■ TASK REQUIREMENTS ■
Reproduce the listing below character for character; drop every image.

══ PROVIDED DATA

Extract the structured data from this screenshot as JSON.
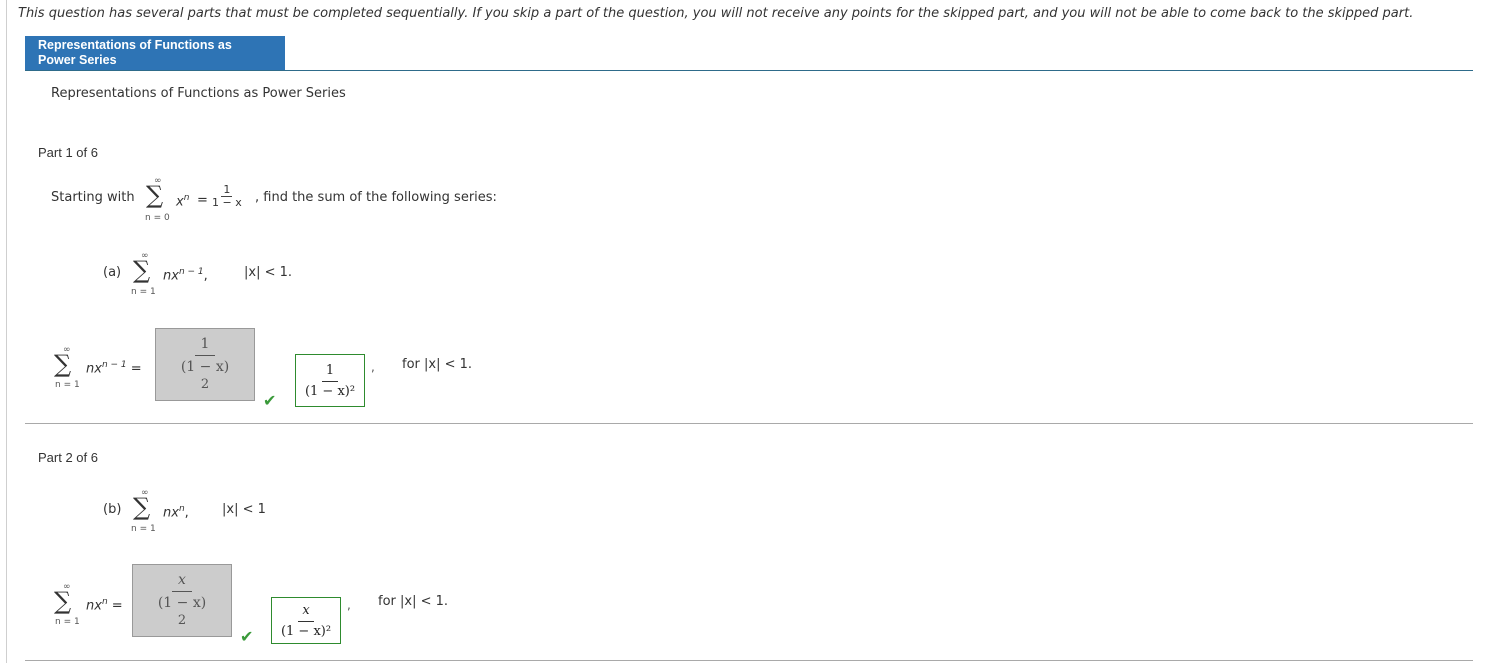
{
  "notice": "This question has several parts that must be completed sequentially. If you skip a part of the question, you will not receive any points for the skipped part, and you will not be able to come back to the skipped part.",
  "tab": {
    "line1": "Representations of Functions as",
    "line2": "Power Series"
  },
  "subtitle": "Representations of Functions as Power Series",
  "intro": {
    "prefix": "Starting with",
    "sum_upper": "∞",
    "sum_lower": "n = 0",
    "term": "x",
    "term_exp": "n",
    "equals": "=",
    "frac_num": "1",
    "frac_den": "1 − x",
    "suffix": ", find the sum of the following series:"
  },
  "part1": {
    "label": "Part 1 of 6",
    "question_label": "(a)",
    "sum_upper": "∞",
    "sum_lower": "n = 1",
    "term": "nx",
    "term_exp": "n − 1",
    "term_comma": ",",
    "condition": "|x| < 1.",
    "answer_term": "nx",
    "answer_exp": "n − 1",
    "answer_eq": "=",
    "student_num": "1",
    "student_den1": "(1 − x)",
    "student_den2": "2",
    "correct_num": "1",
    "correct_den": "(1 − x)²",
    "comma": ",",
    "for_text": "for |x| < 1."
  },
  "part2": {
    "label": "Part 2 of 6",
    "question_label": "(b)",
    "sum_upper": "∞",
    "sum_lower": "n = 1",
    "term": "nx",
    "term_exp": "n",
    "term_comma": ",",
    "condition": "|x| < 1",
    "answer_term": "nx",
    "answer_exp": "n",
    "answer_eq": "=",
    "student_num": "x",
    "student_den1": "(1 − x)",
    "student_den2": "2",
    "correct_num": "x",
    "correct_den": "(1 − x)²",
    "comma": ",",
    "for_text": "for |x| < 1."
  },
  "icons": {
    "sigma": "∑",
    "check": "✔"
  },
  "colors": {
    "tab_bg": "#2e74b5",
    "correct_border": "#2e8b2e",
    "check": "#3a9a3a",
    "answer_bg": "#cccccc"
  }
}
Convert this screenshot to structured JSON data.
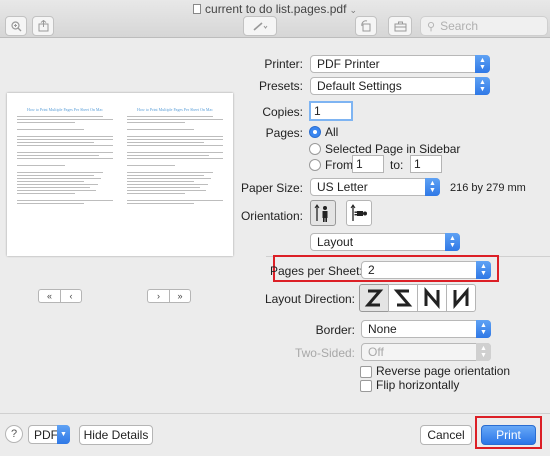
{
  "window": {
    "title": "current to do list.pages.pdf"
  },
  "toolbar": {
    "search_placeholder": "Search"
  },
  "preview": {
    "page_title": "How to Print Multiple Pages Per Sheet On Mac",
    "nav": {
      "first": "«",
      "prev": "‹",
      "next": "›",
      "last": "»"
    }
  },
  "form": {
    "printer_label": "Printer:",
    "printer_value": "PDF Printer",
    "presets_label": "Presets:",
    "presets_value": "Default Settings",
    "copies_label": "Copies:",
    "copies_value": "1",
    "pages_label": "Pages:",
    "pages_all": "All",
    "pages_selected": "Selected Page in Sidebar",
    "from_label": "From:",
    "from_value": "1",
    "to_label": "to:",
    "to_value": "1",
    "paper_label": "Paper Size:",
    "paper_value": "US Letter",
    "paper_dims": "216 by 279 mm",
    "orientation_label": "Orientation:",
    "section_value": "Layout",
    "pps_label": "Pages per Sheet:",
    "pps_value": "2",
    "direction_label": "Layout Direction:",
    "border_label": "Border:",
    "border_value": "None",
    "twosided_label": "Two-Sided:",
    "twosided_value": "Off",
    "reverse_label": "Reverse page orientation",
    "flip_label": "Flip horizontally"
  },
  "footer": {
    "help": "?",
    "pdf": "PDF",
    "hide_details": "Hide Details",
    "cancel": "Cancel",
    "print": "Print"
  },
  "colors": {
    "accent": "#3a86f0",
    "highlight": "#dc1f26",
    "link_title": "#5a9ed8"
  },
  "icons": [
    "sidebar-icon",
    "share-icon",
    "pen-icon",
    "rotate-icon",
    "toolbox-icon",
    "search-icon",
    "portrait-icon",
    "landscape-icon",
    "z-layout-icon",
    "reverse-z-layout-icon",
    "n-layout-icon",
    "reverse-n-layout-icon"
  ]
}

════

■ EXERCISE RESULT ■
Extract the structured data from this screenshot as JSON.
{
  "notice": "This question has several parts that must be completed sequentially. If you skip a part of the question, you will not receive any points for the skipped part, and you will not be able to come back to the skipped part.",
  "tab": {
    "line1": "Representations of Functions as",
    "line2": "Power Series"
  },
  "subtitle": "Representations of Functions as Power Series",
  "intro": {
    "prefix": "Starting with",
    "sum_upper": "∞",
    "sum_lower": "n = 0",
    "term": "x",
    "term_exp": "n",
    "equals": "=",
    "frac_num": "1",
    "frac_den": "1 − x",
    "suffix": ", find the sum of the following series:"
  },
  "part1": {
    "label": "Part 1 of 6",
    "question_label": "(a)",
    "sum_upper": "∞",
    "sum_lower": "n = 1",
    "term": "nx",
    "term_exp": "n − 1",
    "term_comma": ",",
    "condition": "|x| < 1.",
    "answer_term": "nx",
    "answer_exp": "n − 1",
    "answer_eq": "=",
    "student_num": "1",
    "student_den1": "(1 − x)",
    "student_den2": "2",
    "correct_num": "1",
    "correct_den": "(1 − x)²",
    "comma": ",",
    "for_text": "for |x| < 1."
  },
  "part2": {
    "label": "Part 2 of 6",
    "question_label": "(b)",
    "sum_upper": "∞",
    "sum_lower": "n = 1",
    "term": "nx",
    "term_exp": "n",
    "term_comma": ",",
    "condition": "|x| < 1",
    "answer_term": "nx",
    "answer_exp": "n",
    "answer_eq": "=",
    "student_num": "x",
    "student_den1": "(1 − x)",
    "student_den2": "2",
    "correct_num": "x",
    "correct_den": "(1 − x)²",
    "comma": ",",
    "for_text": "for |x| < 1."
  },
  "icons": {
    "sigma": "∑",
    "check": "✔"
  },
  "colors": {
    "tab_bg": "#2e74b5",
    "correct_border": "#2e8b2e",
    "check": "#3a9a3a",
    "answer_bg": "#cccccc"
  }
}
Convert this screenshot to structured JSON data.
{
  "window": {
    "title": "current to do list.pages.pdf"
  },
  "toolbar": {
    "search_placeholder": "Search"
  },
  "preview": {
    "page_title": "How to Print Multiple Pages Per Sheet On Mac",
    "nav": {
      "first": "«",
      "prev": "‹",
      "next": "›",
      "last": "»"
    }
  },
  "form": {
    "printer_label": "Printer:",
    "printer_value": "PDF Printer",
    "presets_label": "Presets:",
    "presets_value": "Default Settings",
    "copies_label": "Copies:",
    "copies_value": "1",
    "pages_label": "Pages:",
    "pages_all": "All",
    "pages_selected": "Selected Page in Sidebar",
    "from_label": "From:",
    "from_value": "1",
    "to_label": "to:",
    "to_value": "1",
    "paper_label": "Paper Size:",
    "paper_value": "US Letter",
    "paper_dims": "216 by 279 mm",
    "orientation_label": "Orientation:",
    "section_value": "Layout",
    "pps_label": "Pages per Sheet:",
    "pps_value": "2",
    "direction_label": "Layout Direction:",
    "border_label": "Border:",
    "border_value": "None",
    "twosided_label": "Two-Sided:",
    "twosided_value": "Off",
    "reverse_label": "Reverse page orientation",
    "flip_label": "Flip horizontally"
  },
  "footer": {
    "help": "?",
    "pdf": "PDF",
    "hide_details": "Hide Details",
    "cancel": "Cancel",
    "print": "Print"
  },
  "colors": {
    "accent": "#3a86f0",
    "highlight": "#dc1f26",
    "link_title": "#5a9ed8"
  },
  "icons": [
    "sidebar-icon",
    "share-icon",
    "pen-icon",
    "rotate-icon",
    "toolbox-icon",
    "search-icon",
    "portrait-icon",
    "landscape-icon",
    "z-layout-icon",
    "reverse-z-layout-icon",
    "n-layout-icon",
    "reverse-n-layout-icon"
  ]
}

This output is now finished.